WORK INSTRUCTIONS: All records are to be retyped faithfully and completely.

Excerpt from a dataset
=======

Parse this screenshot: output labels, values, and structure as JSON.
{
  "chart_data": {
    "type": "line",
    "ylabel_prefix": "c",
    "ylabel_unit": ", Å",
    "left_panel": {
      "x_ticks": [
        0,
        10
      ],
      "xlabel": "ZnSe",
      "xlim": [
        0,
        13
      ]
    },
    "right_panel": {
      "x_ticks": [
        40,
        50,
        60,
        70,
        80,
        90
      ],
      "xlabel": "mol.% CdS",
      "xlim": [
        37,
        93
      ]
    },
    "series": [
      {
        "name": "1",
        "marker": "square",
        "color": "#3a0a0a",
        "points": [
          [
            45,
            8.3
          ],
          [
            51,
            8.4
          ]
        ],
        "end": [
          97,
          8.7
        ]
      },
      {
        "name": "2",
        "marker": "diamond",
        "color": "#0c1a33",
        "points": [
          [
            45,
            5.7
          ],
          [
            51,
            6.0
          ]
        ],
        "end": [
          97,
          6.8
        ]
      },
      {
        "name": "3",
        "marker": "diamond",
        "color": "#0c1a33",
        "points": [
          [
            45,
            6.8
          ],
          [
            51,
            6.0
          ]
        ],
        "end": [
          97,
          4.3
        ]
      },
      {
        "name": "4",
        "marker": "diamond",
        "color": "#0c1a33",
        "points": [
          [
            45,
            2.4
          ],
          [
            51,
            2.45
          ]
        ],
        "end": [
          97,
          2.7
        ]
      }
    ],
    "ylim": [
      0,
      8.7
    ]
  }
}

=======

WRITTEN ANSWER:
Parse this screenshot: output labels, values, and structure as JSON.
{
  "chart_data": {
    "type": "line",
    "ylabel_prefix": "c",
    "ylabel_unit": ", Å",
    "left_panel": {
      "x_ticks": [
        0,
        10
      ],
      "xlabel": "ZnSe",
      "xlim": [
        0,
        13
      ]
    },
    "right_panel": {
      "x_ticks": [
        40,
        50,
        60,
        70,
        80,
        90
      ],
      "xlabel": "mol.% CdS",
      "xlim": [
        37,
        93
      ]
    },
    "series": [
      {
        "name": "1",
        "marker": "square",
        "color": "#3a0a0a",
        "points": [
          [
            45,
            8.3
          ],
          [
            51,
            8.4
          ]
        ],
        "end": [
          97,
          8.7
        ]
      },
      {
        "name": "2",
        "marker": "diamond",
        "color": "#0c1a33",
        "points": [
          [
            45,
            5.7
          ],
          [
            51,
            6.0
          ]
        ],
        "end": [
          97,
          6.8
        ]
      },
      {
        "name": "3",
        "marker": "diamond",
        "color": "#0c1a33",
        "points": [
          [
            45,
            6.8
          ],
          [
            51,
            6.0
          ]
        ],
        "end": [
          97,
          4.3
        ]
      },
      {
        "name": "4",
        "marker": "diamond",
        "color": "#0c1a33",
        "points": [
          [
            45,
            2.4
          ],
          [
            51,
            2.45
          ]
        ],
        "end": [
          97,
          2.7
        ]
      }
    ],
    "ylim": [
      0,
      8.7
    ]
  }
}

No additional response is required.